- _WORK TO DO_:
Using the listing below, give the number of lines where "double" appears, and nothing else.

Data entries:
________
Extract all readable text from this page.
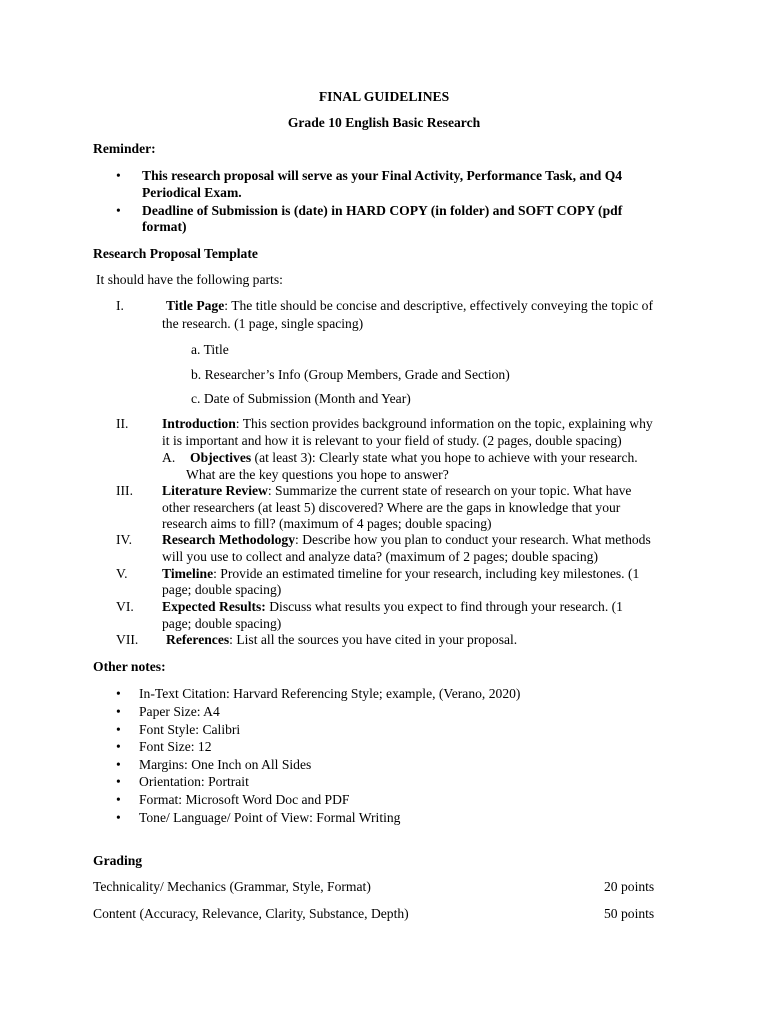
FINAL GUIDELINES
Grade 10 English Basic Research
Reminder:
• This research proposal will serve as your Final Activity, Performance Task, and Q4
Periodical Exam.
• Deadline of Submission is (date) in HARD COPY (in folder) and SOFT COPY (pdf
format)
Research Proposal Template
It should have the following parts:
I.	Title Page: The title should be concise and descriptive, effectively conveying the topic of
the research. (1 page, single spacing)
a. Title
b. Researcher’s Info (Group Members, Grade and Section)
c. Date of Submission (Month and Year)
II. Introduction: This section provides background information on the topic, explaining why
it is important and how it is relevant to your field of study. (2 pages, double spacing)
A. Objectives (at least 3): Clearly state what you hope to achieve with your research.
What are the key questions you hope to answer?
III. Literature Review: Summarize the current state of research on your topic. What have
other researchers (at least 5) discovered? Where are the gaps in knowledge that your
research aims to fill? (maximum of 4 pages; double spacing)
IV. Research Methodology: Describe how you plan to conduct your research. What methods
will you use to collect and analyze data? (maximum of 2 pages; double spacing)
V.	Timeline: Provide an estimated timeline for your research, including key milestones. (1
page; double spacing)
VI. Expected Results: Discuss what results you expect to find through your research. (1
page; double spacing)
VII. References: List all the sources you have cited in your proposal.
Other notes:
• In-Text Citation: Harvard Referencing Style; example, (Verano, 2020)
• Paper Size: A4
• Font Style: Calibri
• Font Size: 12
• Margins: One Inch on All Sides
• Orientation: Portrait
• Format: Microsoft Word Doc and PDF
• Tone/ Language/ Point of View: Formal Writing
Grading
Technicality/ Mechanics (Grammar, Style, Format)	20 points
Content (Accuracy, Relevance, Clarity, Substance, Depth)	50 points
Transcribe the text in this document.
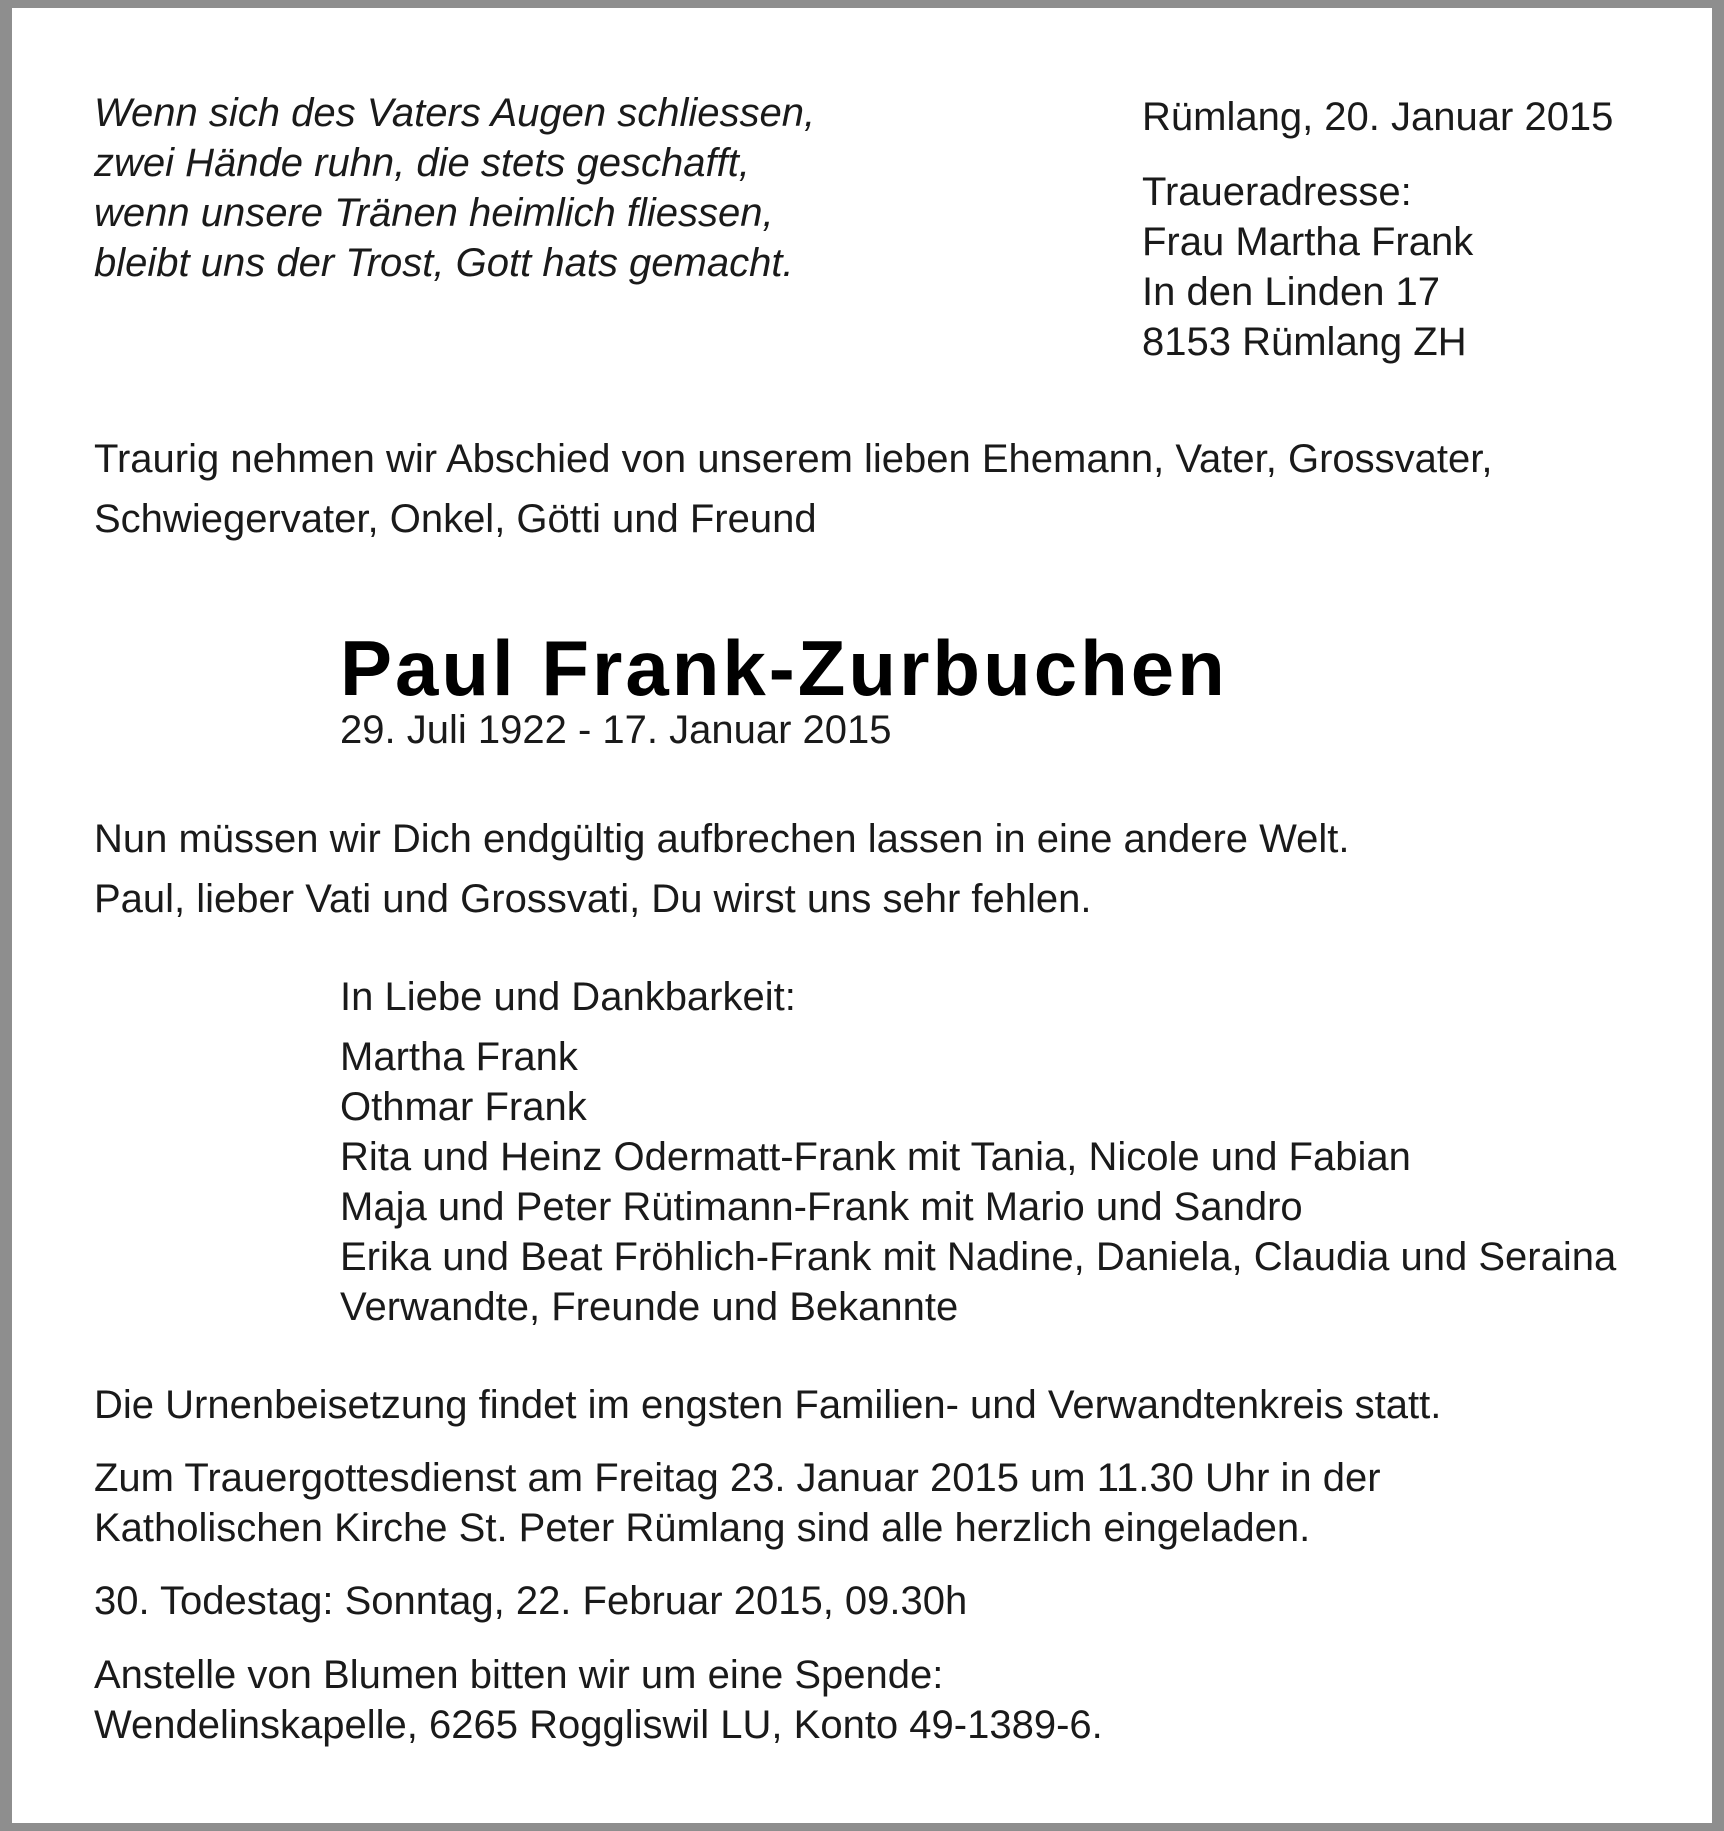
Wenn sich des Vaters Augen schliessen,
zwei Hände ruhn, die stets geschafft,
wenn unsere Tränen heimlich fliessen,
bleibt uns der Trost, Gott hats gemacht.
Rümlang, 20. Januar 2015
Traueradresse:
Frau Martha Frank
In den Linden 17
8153 Rümlang ZH
Traurig nehmen wir Abschied von unserem lieben Ehemann, Vater, Grossvater,
Schwiegervater, Onkel, Götti und Freund
Paul Frank-Zurbuchen
29. Juli 1922 - 17. Januar 2015
Nun müssen wir Dich endgültig aufbrechen lassen in eine andere Welt.
Paul, lieber Vati und Grossvati, Du wirst uns sehr fehlen.
In Liebe und Dankbarkeit:
Martha Frank
Othmar Frank
Rita und Heinz Odermatt-Frank mit Tania, Nicole und Fabian
Maja und Peter Rütimann-Frank mit Mario und Sandro
Erika und Beat Fröhlich-Frank mit Nadine, Daniela, Claudia und Seraina
Verwandte, Freunde und Bekannte
Die Urnenbeisetzung findet im engsten Familien- und Verwandtenkreis statt.
Zum Trauergottesdienst am Freitag 23. Januar 2015 um 11.30 Uhr in der
Katholischen Kirche St. Peter Rümlang sind alle herzlich eingeladen.
30. Todestag: Sonntag, 22. Februar 2015, 09.30h
Anstelle von Blumen bitten wir um eine Spende:
Wendelinskapelle, 6265 Roggliswil LU, Konto 49-1389-6.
________
- _FULL RESPONSE_:
5